• [Objective]: Below are the records. List every line holding the word "percent".

[Records from a data collection]
>> start

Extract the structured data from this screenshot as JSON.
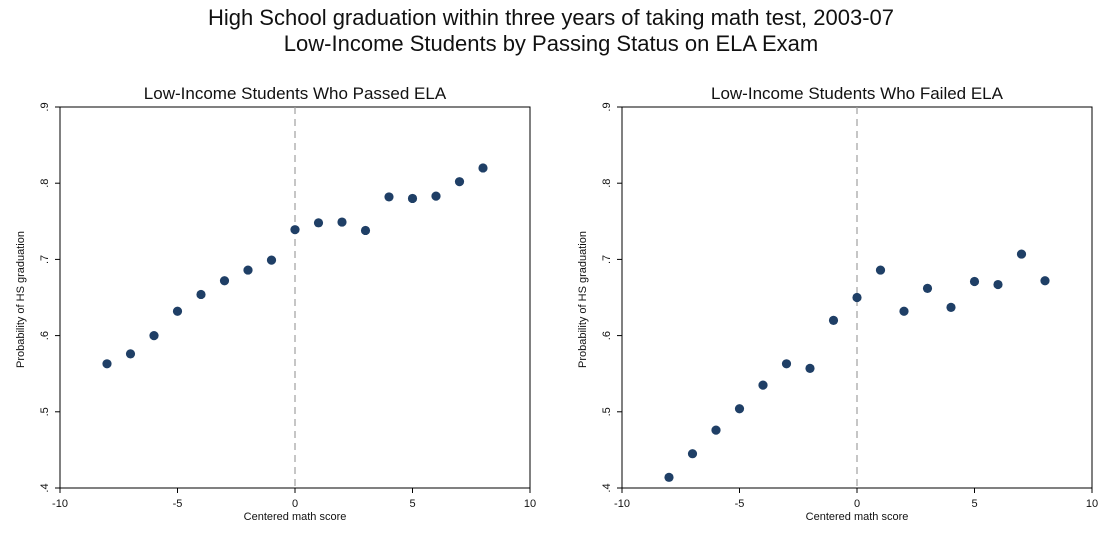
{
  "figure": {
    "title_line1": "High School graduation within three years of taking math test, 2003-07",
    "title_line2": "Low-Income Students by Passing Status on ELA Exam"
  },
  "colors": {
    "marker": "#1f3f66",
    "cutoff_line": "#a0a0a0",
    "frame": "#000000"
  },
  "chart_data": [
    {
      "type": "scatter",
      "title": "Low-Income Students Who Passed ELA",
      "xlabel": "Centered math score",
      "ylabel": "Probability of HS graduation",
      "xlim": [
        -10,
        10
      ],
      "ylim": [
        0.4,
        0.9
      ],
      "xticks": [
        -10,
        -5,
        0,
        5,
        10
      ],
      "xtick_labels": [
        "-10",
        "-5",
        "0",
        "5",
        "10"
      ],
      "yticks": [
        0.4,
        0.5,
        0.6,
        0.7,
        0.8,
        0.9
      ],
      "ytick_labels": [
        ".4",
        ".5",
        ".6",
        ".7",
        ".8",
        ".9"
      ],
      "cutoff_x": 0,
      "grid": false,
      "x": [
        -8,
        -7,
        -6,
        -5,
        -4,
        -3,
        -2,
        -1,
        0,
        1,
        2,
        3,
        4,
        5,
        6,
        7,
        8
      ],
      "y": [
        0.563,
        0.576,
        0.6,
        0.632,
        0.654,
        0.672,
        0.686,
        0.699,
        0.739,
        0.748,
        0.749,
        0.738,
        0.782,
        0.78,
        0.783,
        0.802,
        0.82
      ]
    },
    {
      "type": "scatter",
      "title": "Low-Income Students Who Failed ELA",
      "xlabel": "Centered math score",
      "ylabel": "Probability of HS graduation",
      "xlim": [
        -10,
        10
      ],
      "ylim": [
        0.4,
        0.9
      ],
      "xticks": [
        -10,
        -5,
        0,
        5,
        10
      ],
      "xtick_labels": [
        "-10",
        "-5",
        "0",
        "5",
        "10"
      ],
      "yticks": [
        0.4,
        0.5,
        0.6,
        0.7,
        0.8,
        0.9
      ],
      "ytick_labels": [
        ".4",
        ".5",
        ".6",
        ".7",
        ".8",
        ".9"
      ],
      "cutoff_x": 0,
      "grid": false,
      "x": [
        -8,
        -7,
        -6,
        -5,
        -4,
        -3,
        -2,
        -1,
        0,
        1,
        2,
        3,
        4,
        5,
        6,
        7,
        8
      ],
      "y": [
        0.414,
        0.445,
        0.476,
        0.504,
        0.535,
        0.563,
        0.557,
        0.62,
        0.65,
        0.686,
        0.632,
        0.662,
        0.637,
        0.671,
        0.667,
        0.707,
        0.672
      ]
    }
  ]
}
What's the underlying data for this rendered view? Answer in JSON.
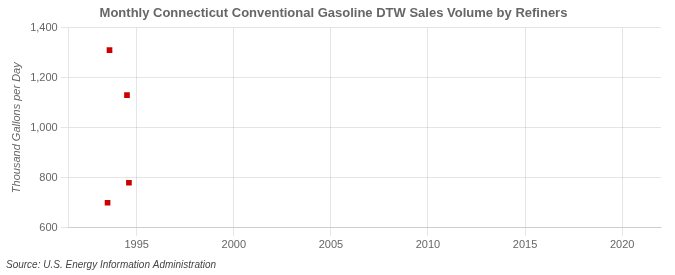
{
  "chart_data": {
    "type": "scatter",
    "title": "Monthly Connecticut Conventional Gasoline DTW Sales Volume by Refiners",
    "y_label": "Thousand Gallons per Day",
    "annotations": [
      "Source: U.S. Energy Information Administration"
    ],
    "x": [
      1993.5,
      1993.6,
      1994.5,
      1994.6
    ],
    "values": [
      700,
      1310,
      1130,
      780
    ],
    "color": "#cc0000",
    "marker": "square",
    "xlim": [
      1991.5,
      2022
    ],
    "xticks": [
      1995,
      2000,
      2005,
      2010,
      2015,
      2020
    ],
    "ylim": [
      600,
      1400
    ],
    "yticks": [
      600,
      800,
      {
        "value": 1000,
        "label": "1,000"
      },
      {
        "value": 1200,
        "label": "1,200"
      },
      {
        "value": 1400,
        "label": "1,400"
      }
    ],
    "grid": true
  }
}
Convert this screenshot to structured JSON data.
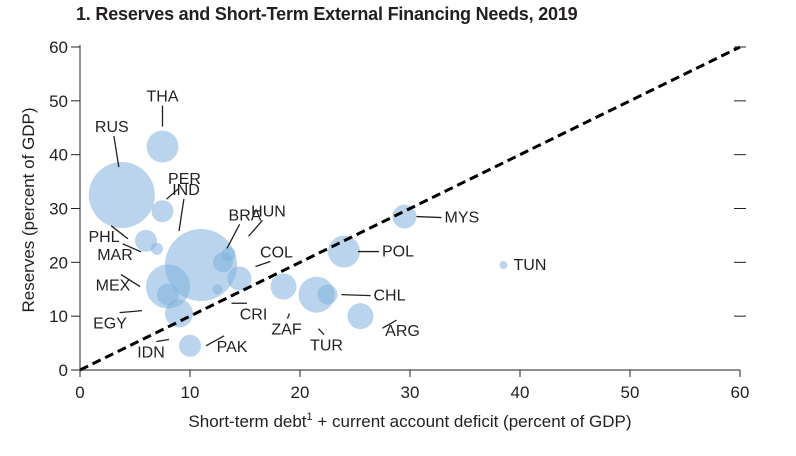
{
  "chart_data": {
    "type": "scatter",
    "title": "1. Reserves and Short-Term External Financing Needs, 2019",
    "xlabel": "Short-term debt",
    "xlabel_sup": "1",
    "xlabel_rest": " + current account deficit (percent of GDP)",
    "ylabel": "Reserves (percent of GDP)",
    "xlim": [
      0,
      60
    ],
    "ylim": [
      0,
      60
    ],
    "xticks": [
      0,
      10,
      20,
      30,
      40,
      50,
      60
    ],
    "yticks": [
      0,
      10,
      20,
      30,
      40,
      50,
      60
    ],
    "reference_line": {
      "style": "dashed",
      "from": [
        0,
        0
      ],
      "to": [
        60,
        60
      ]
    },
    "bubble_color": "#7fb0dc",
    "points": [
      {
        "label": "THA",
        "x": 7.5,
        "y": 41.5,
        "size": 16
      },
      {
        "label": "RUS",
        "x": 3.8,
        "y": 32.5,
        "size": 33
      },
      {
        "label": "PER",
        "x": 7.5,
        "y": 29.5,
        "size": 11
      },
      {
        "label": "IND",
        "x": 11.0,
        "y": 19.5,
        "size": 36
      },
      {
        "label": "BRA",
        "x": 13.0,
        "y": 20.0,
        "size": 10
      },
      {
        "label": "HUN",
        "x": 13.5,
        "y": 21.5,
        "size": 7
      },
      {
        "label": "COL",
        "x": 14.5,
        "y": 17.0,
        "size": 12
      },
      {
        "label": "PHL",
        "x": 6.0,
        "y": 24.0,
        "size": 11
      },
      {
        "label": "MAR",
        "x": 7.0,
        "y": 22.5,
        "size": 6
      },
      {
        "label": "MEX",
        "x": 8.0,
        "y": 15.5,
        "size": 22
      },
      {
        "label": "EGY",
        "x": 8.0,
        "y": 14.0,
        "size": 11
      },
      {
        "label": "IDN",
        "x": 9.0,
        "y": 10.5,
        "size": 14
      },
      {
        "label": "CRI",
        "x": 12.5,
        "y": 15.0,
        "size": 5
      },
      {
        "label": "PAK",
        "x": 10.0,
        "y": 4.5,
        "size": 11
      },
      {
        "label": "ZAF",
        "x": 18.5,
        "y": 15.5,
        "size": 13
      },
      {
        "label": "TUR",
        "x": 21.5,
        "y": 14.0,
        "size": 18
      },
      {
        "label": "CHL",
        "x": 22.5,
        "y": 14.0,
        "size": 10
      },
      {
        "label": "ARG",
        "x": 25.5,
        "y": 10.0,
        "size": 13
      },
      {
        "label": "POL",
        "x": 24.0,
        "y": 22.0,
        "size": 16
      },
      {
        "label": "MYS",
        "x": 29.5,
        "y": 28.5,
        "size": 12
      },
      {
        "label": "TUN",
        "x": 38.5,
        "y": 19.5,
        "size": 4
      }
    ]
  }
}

>> end

• [Task response]:
    "xlabel_rest": " + current account deficit (percent of GDP)",
    "ylabel": "Reserves (percent of GDP)",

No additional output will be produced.